+++ INPUT +++

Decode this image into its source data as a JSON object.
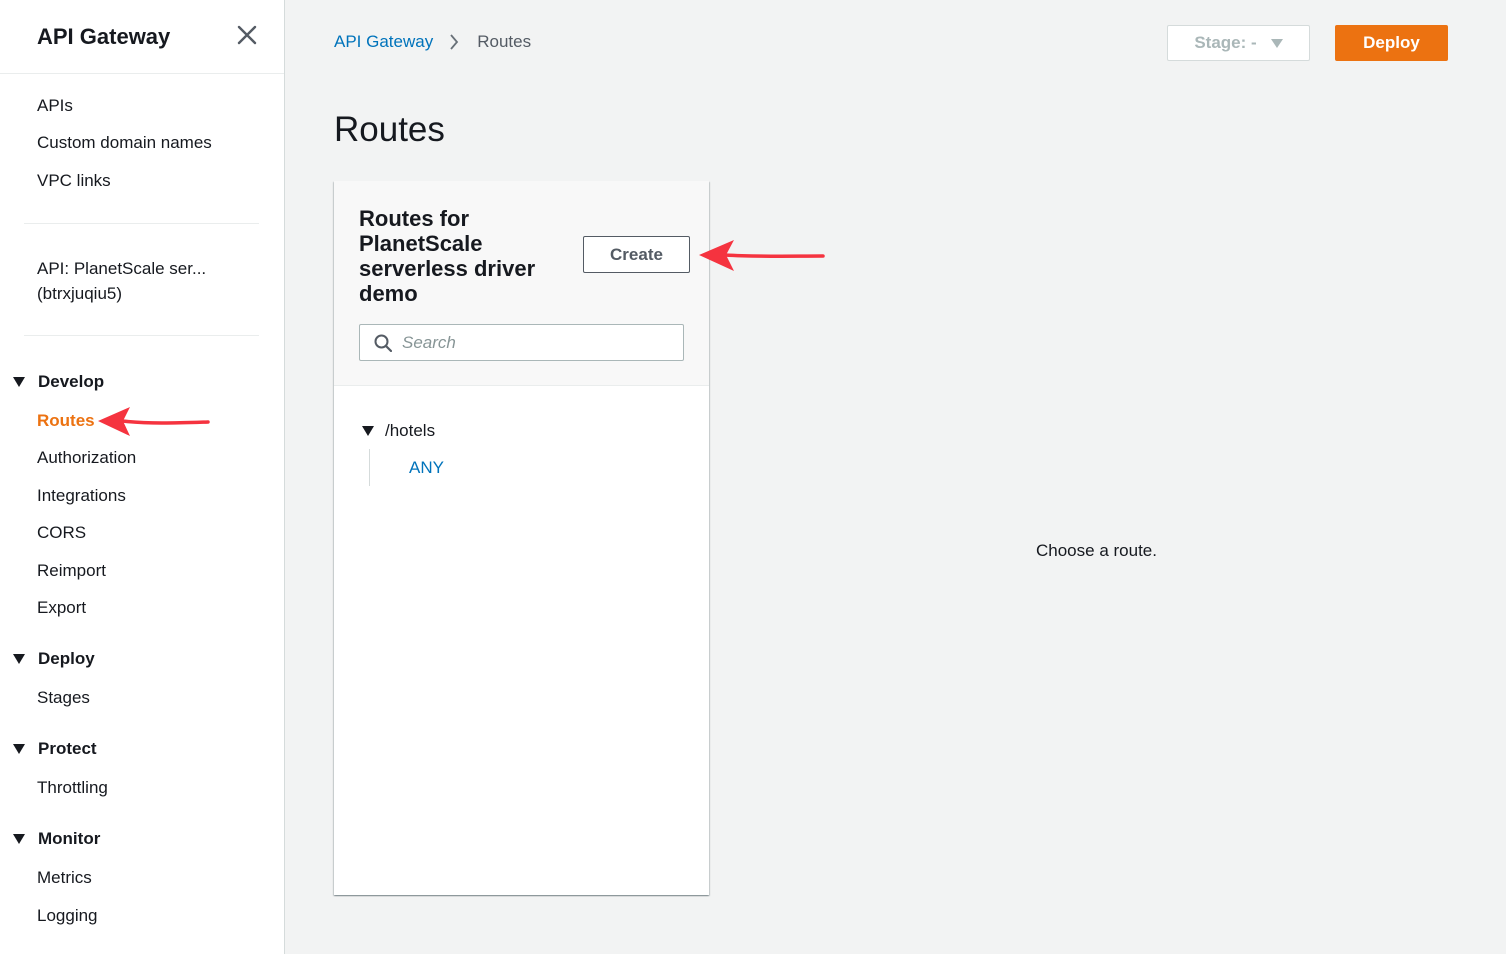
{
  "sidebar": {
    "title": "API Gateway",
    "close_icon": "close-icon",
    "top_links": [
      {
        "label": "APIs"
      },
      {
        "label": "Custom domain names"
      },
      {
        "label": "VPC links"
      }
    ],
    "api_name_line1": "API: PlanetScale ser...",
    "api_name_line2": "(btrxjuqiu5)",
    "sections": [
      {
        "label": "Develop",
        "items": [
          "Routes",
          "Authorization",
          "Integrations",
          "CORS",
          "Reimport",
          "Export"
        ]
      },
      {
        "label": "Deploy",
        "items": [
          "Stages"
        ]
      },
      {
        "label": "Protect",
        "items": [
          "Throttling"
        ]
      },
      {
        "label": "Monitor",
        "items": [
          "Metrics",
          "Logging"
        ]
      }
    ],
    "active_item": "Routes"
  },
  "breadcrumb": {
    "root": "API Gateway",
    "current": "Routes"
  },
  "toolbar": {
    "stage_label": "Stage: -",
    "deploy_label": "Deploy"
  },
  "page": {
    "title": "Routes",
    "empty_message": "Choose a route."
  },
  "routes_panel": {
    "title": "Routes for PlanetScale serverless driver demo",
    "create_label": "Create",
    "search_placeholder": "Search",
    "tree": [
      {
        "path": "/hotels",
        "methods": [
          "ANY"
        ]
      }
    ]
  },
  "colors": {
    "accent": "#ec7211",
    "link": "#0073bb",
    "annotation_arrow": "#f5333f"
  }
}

+++
+++ INPUT +++

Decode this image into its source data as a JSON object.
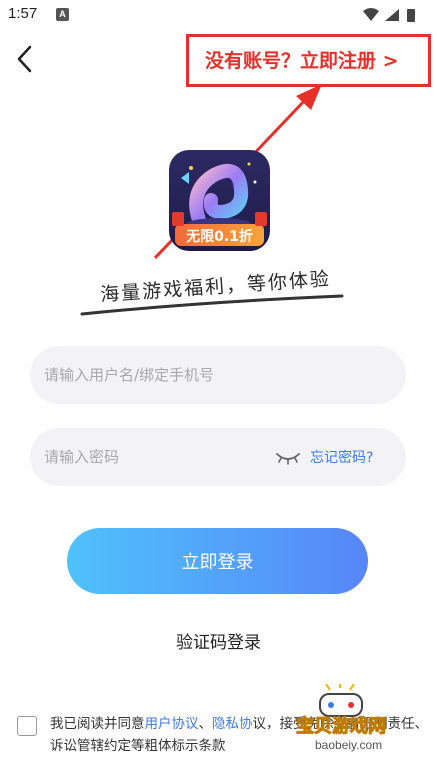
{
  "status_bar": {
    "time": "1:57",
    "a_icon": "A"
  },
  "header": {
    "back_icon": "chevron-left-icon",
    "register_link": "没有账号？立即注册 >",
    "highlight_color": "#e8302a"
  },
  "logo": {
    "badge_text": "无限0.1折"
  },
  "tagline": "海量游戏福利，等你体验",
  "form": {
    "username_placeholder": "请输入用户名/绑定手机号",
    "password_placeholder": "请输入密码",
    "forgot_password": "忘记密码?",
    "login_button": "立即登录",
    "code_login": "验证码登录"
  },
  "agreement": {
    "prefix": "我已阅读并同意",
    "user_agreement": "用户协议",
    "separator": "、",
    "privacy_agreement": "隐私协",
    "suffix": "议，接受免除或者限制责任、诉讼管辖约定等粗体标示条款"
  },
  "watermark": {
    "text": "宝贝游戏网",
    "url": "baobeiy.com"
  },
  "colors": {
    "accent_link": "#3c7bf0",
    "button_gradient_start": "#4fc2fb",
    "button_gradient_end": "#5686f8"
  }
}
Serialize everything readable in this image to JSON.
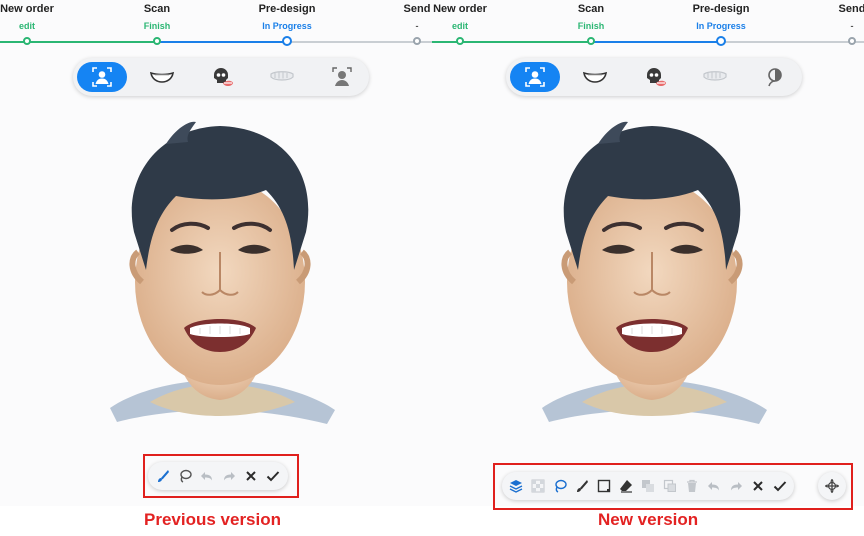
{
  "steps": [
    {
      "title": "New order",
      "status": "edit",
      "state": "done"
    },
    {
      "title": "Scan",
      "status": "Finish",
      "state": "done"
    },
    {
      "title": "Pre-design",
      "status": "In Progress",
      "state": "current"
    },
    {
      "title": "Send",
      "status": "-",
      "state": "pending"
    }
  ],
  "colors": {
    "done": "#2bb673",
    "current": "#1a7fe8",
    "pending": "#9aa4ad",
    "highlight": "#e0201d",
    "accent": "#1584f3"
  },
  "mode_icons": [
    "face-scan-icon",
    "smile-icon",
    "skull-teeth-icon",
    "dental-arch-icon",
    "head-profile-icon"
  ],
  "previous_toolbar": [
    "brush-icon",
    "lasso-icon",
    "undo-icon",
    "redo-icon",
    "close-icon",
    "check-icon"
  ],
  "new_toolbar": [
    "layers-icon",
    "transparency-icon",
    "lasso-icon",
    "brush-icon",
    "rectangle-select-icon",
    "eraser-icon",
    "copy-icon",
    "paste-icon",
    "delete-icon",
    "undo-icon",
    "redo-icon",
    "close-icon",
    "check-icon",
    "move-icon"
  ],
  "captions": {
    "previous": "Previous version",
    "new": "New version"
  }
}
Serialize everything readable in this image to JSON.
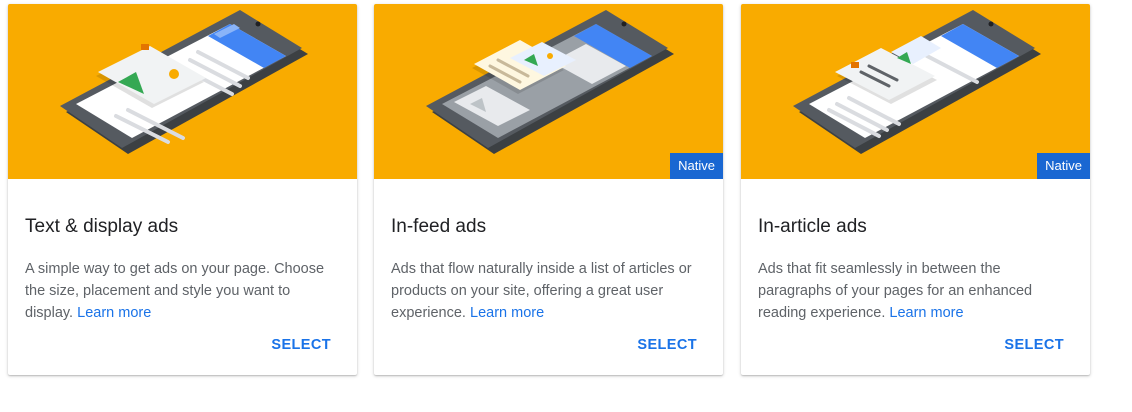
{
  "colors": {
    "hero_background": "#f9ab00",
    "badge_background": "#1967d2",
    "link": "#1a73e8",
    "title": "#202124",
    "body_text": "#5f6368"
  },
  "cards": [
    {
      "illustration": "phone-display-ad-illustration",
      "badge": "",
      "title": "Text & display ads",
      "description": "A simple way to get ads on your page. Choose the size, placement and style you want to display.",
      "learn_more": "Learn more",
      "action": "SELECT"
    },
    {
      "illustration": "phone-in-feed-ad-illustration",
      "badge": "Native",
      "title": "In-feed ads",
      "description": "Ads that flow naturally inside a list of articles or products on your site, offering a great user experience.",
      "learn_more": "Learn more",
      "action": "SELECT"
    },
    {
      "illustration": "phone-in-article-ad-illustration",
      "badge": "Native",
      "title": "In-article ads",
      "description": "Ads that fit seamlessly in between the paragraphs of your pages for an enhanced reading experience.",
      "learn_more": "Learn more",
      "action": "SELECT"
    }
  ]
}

+++
+++ INPUT +++

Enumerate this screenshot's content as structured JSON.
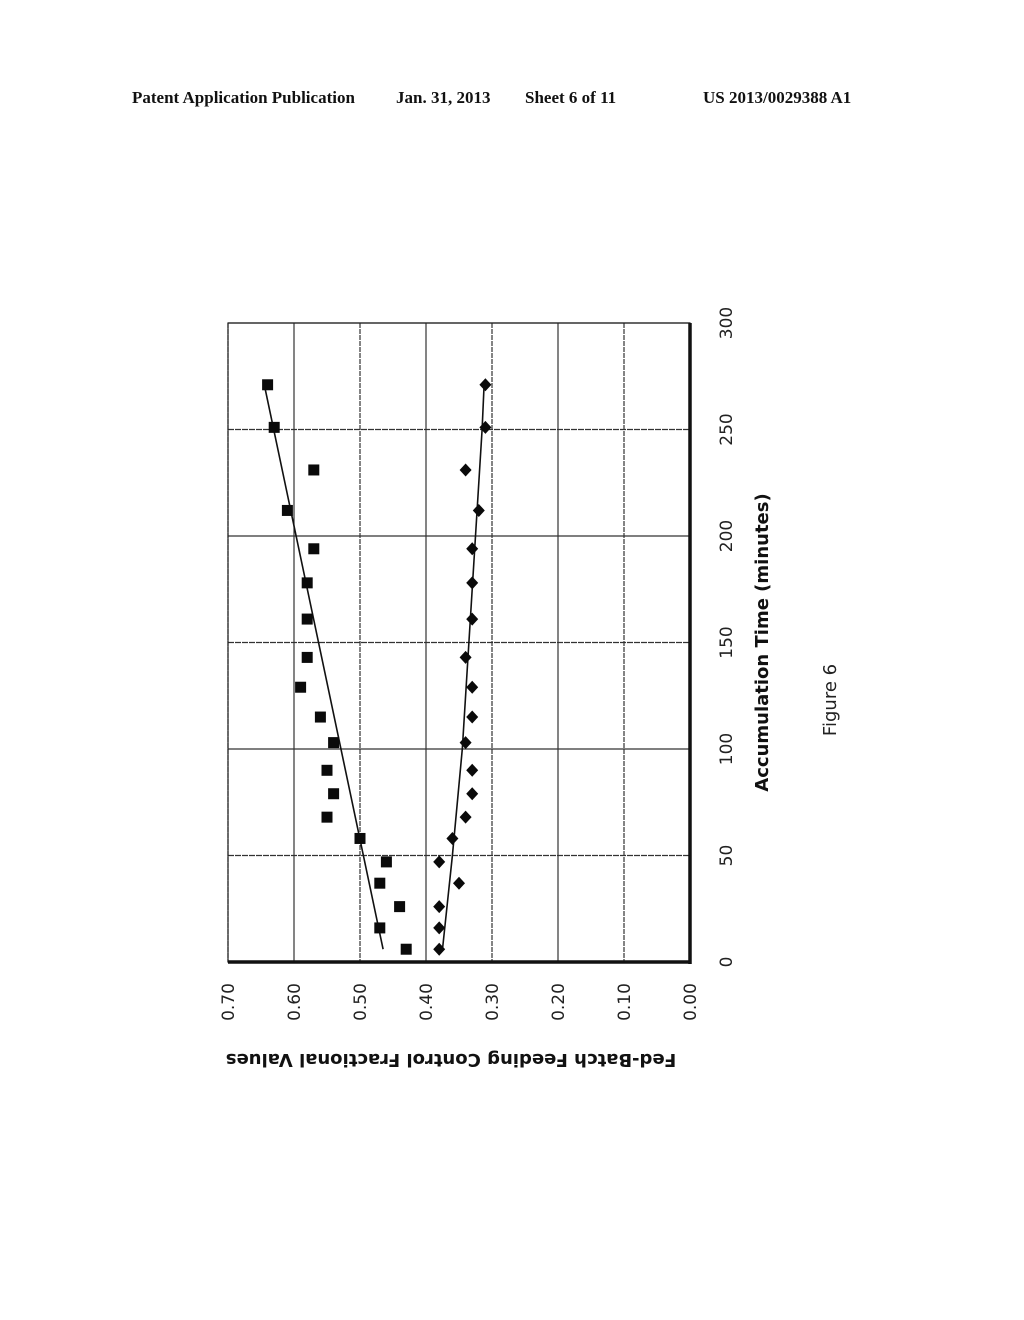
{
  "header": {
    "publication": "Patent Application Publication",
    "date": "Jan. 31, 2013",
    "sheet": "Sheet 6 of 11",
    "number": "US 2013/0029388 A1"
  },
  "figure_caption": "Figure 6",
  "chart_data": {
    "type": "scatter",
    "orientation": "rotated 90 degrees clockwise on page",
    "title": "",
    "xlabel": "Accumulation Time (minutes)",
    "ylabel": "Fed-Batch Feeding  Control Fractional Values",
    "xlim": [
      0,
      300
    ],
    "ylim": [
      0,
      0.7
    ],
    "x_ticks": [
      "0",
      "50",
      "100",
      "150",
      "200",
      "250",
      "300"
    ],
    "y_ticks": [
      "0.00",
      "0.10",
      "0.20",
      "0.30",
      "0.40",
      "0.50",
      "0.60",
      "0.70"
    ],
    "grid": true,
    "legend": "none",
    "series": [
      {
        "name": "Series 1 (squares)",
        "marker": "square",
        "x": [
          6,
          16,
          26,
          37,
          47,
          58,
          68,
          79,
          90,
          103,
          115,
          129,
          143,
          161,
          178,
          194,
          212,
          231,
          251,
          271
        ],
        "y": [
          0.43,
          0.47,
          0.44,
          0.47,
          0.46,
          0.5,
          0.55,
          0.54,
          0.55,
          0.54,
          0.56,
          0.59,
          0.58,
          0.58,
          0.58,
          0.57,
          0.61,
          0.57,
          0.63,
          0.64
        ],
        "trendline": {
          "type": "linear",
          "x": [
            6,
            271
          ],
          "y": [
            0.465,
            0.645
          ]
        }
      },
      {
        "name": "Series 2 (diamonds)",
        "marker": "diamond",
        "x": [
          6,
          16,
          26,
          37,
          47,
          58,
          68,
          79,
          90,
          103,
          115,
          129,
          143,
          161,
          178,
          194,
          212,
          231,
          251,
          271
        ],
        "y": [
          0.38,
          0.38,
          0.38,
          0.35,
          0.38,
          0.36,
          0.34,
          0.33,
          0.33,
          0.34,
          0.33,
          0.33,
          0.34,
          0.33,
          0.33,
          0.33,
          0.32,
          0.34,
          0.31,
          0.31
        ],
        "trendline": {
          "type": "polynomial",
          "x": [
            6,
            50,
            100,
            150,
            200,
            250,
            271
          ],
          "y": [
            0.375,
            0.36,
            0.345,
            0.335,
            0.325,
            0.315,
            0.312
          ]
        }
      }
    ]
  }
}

+++

SHORT EXERCISE: Look over the listing above. Pick out and copy every line that includes "display".

WRITTEN RESPONSE:
      "illustration": "phone-display-ad-illustration",
      "title": "Text & display ads",
      "description": "A simple way to get ads on your page. Choose the size, placement and style you want to display.",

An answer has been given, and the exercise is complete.